Problem details. All of the data that follows should be retyped exactly, please, except the pictures.

--------

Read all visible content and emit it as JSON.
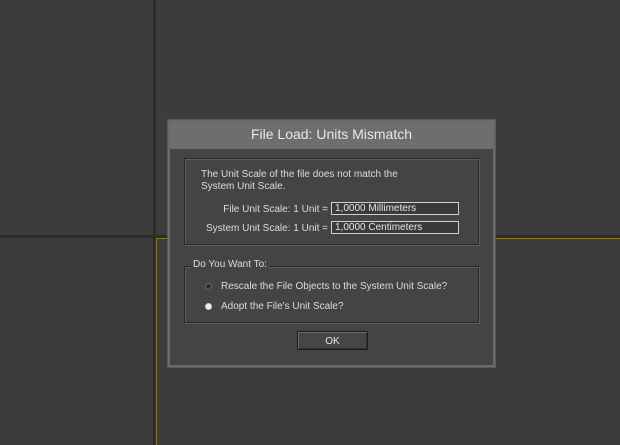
{
  "dialog": {
    "title": "File Load: Units Mismatch",
    "info": {
      "line1": "The Unit Scale of the file does not match the",
      "line2": "System Unit Scale.",
      "file_unit_label": "File Unit Scale: 1 Unit =",
      "file_unit_value": "1,0000 Millimeters",
      "system_unit_label": "System Unit Scale: 1 Unit =",
      "system_unit_value": "1,0000 Centimeters"
    },
    "options": {
      "legend": "Do You Want To:",
      "items": [
        {
          "label": "Rescale the File Objects to the System Unit Scale?",
          "checked": false
        },
        {
          "label": "Adopt the File's Unit Scale?",
          "checked": true
        }
      ]
    },
    "ok_label": "OK"
  },
  "colors": {
    "viewport": "#3c3c3c",
    "viewport_divider": "#2c2c2c",
    "active_viewport_border": "#8a7a2a",
    "dialog_bg": "#444444",
    "titlebar": "#6e6e6e"
  }
}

--------

Exercise solution.
Read all visible content and emit it as JSON.
{
  "dialog": {
    "title": "File Load: Units Mismatch",
    "info": {
      "line1": "The Unit Scale of the file does not match the",
      "line2": "System Unit Scale.",
      "file_unit_label": "File Unit Scale: 1 Unit =",
      "file_unit_value": "1,0000 Millimeters",
      "system_unit_label": "System Unit Scale: 1 Unit =",
      "system_unit_value": "1,0000 Centimeters"
    },
    "options": {
      "legend": "Do You Want To:",
      "items": [
        {
          "label": "Rescale the File Objects to the System Unit Scale?",
          "checked": false
        },
        {
          "label": "Adopt the File's Unit Scale?",
          "checked": true
        }
      ]
    },
    "ok_label": "OK"
  },
  "colors": {
    "viewport": "#3c3c3c",
    "viewport_divider": "#2c2c2c",
    "active_viewport_border": "#8a7a2a",
    "dialog_bg": "#444444",
    "titlebar": "#6e6e6e"
  }
}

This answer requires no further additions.